- WRITTEN INSTRUCTION -
Copy out each line of the material in which the word "name" appears.

- SOURCE DATA -
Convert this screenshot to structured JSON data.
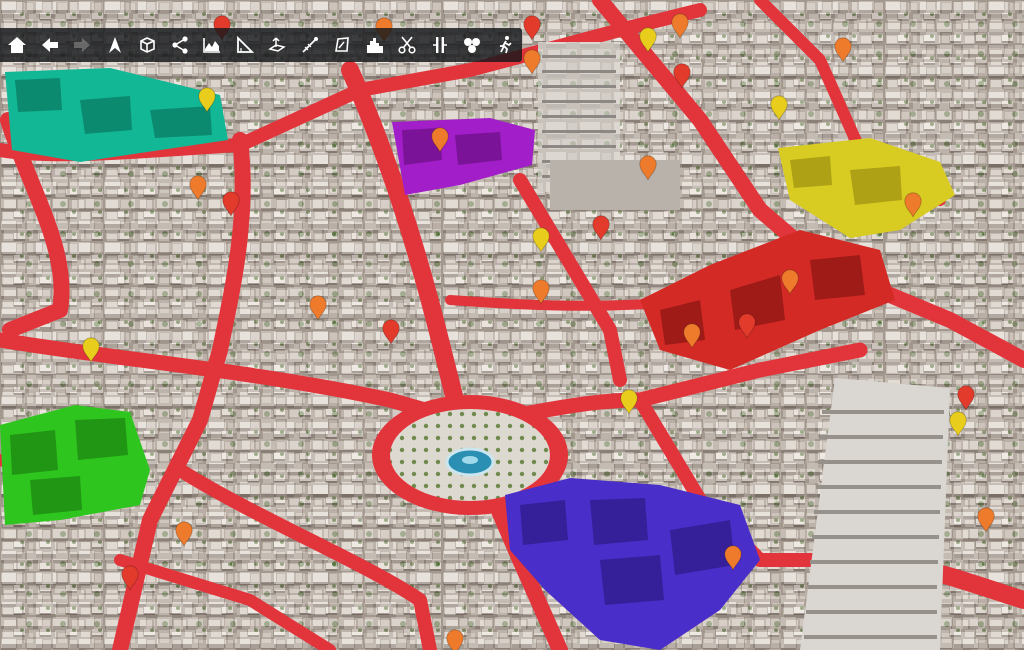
{
  "map": {
    "view": "3d-city-aerial",
    "colors": {
      "road": "#e2353b",
      "district_teal": "#12b795",
      "district_magenta": "#a21ec8",
      "district_yellow": "#d8cc22",
      "district_red": "#d42a26",
      "district_green": "#2ec61e",
      "district_blue": "#4a2ec9",
      "pin_orange": "#ee7a2c",
      "pin_red": "#e23b2b",
      "pin_yellow": "#e9cd1c"
    },
    "districts": [
      {
        "name": "teal-district",
        "color": "#12b795"
      },
      {
        "name": "magenta-district",
        "color": "#a21ec8"
      },
      {
        "name": "yellow-district",
        "color": "#d8cc22"
      },
      {
        "name": "red-district",
        "color": "#d42a26"
      },
      {
        "name": "green-district",
        "color": "#2ec61e"
      },
      {
        "name": "blue-district",
        "color": "#4a2ec9"
      }
    ],
    "pin_count": 31
  },
  "toolbar": {
    "tools": [
      {
        "icon": "home-icon",
        "state": "normal"
      },
      {
        "icon": "arrow-left-icon",
        "state": "normal"
      },
      {
        "icon": "arrow-right-icon",
        "state": "disabled"
      },
      {
        "icon": "pointer-icon",
        "state": "normal"
      },
      {
        "icon": "cube-icon",
        "state": "normal"
      },
      {
        "icon": "share-icon",
        "state": "normal"
      },
      {
        "icon": "terrain-profile-icon",
        "state": "normal"
      },
      {
        "icon": "angle-measure-icon",
        "state": "normal"
      },
      {
        "icon": "section-plane-icon",
        "state": "normal"
      },
      {
        "icon": "line-measure-icon",
        "state": "normal"
      },
      {
        "icon": "area-measure-icon",
        "state": "normal"
      },
      {
        "icon": "city-buildings-icon",
        "state": "normal"
      },
      {
        "icon": "scissors-icon",
        "state": "normal"
      },
      {
        "icon": "split-view-icon",
        "state": "normal"
      },
      {
        "icon": "layers-blob-icon",
        "state": "normal"
      },
      {
        "icon": "person-walk-icon",
        "state": "normal"
      }
    ]
  }
}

- PROBLEM SOLUTION -
        "name": "teal-district",
        "name": "magenta-district",
        "name": "yellow-district",
        "name": "red-district",
        "name": "green-district",
        "name": "blue-district",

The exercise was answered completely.